(Source data)
[START]

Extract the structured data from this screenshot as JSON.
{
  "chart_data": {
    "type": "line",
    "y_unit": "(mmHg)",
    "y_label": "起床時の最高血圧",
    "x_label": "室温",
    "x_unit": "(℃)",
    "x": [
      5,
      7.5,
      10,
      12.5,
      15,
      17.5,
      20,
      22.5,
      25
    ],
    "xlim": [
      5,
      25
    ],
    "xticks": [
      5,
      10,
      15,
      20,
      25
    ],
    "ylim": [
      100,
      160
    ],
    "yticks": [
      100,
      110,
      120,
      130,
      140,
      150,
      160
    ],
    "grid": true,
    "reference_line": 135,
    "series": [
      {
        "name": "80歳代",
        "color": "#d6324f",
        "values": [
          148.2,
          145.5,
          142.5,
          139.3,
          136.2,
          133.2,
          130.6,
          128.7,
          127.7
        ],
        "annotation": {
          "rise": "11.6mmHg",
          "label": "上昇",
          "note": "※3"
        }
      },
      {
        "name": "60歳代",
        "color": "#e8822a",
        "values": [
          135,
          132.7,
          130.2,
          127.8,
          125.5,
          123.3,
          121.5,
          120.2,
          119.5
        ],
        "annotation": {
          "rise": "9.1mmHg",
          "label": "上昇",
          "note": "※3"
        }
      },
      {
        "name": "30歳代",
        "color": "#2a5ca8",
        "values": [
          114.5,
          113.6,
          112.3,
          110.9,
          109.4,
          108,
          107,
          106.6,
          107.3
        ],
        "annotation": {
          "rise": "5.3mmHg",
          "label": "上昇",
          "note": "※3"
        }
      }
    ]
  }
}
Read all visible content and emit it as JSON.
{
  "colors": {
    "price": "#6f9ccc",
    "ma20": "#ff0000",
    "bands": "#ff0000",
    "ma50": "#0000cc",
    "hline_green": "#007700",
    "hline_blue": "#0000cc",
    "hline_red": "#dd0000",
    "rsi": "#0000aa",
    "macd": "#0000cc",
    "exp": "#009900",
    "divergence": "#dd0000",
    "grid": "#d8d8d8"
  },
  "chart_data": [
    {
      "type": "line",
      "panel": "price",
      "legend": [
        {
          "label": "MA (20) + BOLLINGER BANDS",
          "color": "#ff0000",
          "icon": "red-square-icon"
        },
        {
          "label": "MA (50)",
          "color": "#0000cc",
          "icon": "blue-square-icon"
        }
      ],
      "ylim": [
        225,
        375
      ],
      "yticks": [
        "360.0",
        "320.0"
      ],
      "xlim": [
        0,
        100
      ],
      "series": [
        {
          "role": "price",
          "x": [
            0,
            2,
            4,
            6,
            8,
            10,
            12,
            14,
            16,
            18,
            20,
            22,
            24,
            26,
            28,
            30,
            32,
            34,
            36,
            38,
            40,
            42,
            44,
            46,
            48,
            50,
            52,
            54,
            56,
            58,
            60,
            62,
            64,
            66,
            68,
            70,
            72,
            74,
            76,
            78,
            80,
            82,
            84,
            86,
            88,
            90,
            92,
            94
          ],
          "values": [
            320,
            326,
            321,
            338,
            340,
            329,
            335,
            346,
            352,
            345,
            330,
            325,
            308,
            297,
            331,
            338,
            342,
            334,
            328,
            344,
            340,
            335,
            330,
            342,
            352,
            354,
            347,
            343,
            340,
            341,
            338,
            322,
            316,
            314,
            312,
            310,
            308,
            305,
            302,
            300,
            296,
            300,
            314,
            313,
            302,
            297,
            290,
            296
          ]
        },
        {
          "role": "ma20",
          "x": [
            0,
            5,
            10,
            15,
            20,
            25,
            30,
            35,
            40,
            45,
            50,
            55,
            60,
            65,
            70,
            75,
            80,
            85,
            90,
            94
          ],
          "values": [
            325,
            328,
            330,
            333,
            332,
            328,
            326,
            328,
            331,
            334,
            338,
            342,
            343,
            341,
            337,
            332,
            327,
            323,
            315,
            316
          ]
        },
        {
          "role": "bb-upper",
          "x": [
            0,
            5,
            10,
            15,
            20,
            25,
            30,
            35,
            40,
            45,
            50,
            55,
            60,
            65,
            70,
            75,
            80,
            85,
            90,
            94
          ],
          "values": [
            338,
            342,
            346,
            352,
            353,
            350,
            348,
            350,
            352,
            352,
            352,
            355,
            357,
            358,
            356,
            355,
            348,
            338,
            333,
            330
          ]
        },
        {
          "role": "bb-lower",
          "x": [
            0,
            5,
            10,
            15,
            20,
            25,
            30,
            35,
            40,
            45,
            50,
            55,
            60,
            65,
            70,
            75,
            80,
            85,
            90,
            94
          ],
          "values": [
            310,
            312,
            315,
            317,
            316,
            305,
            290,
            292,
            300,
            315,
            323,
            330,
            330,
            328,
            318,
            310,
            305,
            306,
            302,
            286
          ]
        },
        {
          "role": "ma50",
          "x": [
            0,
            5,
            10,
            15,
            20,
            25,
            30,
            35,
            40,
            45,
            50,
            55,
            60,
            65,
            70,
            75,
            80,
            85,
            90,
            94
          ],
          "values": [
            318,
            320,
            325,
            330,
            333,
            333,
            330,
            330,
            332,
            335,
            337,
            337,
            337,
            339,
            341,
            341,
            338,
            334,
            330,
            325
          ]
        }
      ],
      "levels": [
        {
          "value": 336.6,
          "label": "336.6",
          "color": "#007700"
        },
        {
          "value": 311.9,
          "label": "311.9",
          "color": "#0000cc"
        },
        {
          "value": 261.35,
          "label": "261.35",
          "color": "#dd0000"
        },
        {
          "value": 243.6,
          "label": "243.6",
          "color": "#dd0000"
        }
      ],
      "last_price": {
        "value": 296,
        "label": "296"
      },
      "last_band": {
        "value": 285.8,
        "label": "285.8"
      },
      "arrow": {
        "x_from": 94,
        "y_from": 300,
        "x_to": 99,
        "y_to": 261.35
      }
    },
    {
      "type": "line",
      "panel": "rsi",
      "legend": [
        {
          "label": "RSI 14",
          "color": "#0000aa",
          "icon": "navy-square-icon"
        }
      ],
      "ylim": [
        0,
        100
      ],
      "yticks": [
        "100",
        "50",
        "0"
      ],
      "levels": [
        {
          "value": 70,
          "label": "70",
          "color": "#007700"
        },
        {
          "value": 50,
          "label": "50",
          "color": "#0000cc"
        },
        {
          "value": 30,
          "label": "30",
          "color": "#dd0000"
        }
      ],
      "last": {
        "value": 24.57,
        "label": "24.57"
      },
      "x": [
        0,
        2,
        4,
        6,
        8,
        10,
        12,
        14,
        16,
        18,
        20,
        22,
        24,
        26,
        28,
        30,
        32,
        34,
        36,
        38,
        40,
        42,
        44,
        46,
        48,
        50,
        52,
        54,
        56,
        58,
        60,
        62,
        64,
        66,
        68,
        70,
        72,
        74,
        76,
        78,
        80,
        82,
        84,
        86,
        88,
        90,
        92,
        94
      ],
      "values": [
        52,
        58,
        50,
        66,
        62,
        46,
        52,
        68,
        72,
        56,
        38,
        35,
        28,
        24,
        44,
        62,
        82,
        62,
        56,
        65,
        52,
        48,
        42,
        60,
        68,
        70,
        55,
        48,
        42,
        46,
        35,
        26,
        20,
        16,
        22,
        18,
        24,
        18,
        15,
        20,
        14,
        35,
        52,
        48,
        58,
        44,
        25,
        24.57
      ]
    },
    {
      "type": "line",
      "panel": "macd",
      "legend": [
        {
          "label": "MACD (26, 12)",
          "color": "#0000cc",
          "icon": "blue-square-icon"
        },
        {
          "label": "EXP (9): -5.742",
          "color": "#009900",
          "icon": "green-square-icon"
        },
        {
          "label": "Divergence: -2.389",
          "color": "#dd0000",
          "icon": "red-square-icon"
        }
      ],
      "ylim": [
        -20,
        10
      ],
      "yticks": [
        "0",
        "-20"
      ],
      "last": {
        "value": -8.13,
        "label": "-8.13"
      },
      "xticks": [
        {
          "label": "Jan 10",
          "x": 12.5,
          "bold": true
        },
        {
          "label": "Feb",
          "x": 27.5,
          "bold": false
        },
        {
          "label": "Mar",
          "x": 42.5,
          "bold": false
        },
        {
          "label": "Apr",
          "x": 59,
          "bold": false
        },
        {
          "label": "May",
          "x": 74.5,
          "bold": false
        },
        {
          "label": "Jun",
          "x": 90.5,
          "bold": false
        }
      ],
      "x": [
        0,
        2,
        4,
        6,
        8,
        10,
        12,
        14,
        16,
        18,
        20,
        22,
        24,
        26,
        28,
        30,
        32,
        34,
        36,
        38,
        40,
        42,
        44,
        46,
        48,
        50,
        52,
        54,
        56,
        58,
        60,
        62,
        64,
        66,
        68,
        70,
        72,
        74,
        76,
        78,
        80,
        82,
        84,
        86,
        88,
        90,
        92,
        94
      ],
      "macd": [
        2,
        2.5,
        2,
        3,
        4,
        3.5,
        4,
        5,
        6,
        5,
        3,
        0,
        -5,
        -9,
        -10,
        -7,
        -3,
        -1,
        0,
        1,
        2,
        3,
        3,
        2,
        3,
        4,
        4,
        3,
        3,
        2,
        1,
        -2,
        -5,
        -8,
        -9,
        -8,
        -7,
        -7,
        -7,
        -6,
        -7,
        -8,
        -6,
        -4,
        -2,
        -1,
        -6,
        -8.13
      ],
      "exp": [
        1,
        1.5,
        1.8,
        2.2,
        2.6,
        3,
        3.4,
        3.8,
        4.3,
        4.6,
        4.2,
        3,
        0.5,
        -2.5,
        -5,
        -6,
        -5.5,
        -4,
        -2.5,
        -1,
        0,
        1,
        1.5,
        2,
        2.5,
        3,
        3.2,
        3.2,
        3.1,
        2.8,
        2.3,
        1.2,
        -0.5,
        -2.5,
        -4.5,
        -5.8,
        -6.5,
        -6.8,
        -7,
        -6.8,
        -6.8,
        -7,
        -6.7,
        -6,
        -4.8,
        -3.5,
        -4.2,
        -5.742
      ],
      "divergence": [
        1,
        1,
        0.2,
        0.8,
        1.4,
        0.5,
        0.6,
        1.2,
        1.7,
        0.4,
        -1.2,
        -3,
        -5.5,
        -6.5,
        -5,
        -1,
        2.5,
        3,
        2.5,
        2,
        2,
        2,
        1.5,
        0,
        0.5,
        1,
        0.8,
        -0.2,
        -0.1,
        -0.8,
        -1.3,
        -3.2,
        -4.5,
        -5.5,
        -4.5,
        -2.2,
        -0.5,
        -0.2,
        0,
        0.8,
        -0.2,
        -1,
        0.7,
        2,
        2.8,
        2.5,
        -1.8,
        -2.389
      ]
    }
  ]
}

[END]

• What is required: Take every line from the data that contains the word "JSON".

• The result:
Extract the structured data from this screenshot as JSON.
Read all visible content and emit it as JSON.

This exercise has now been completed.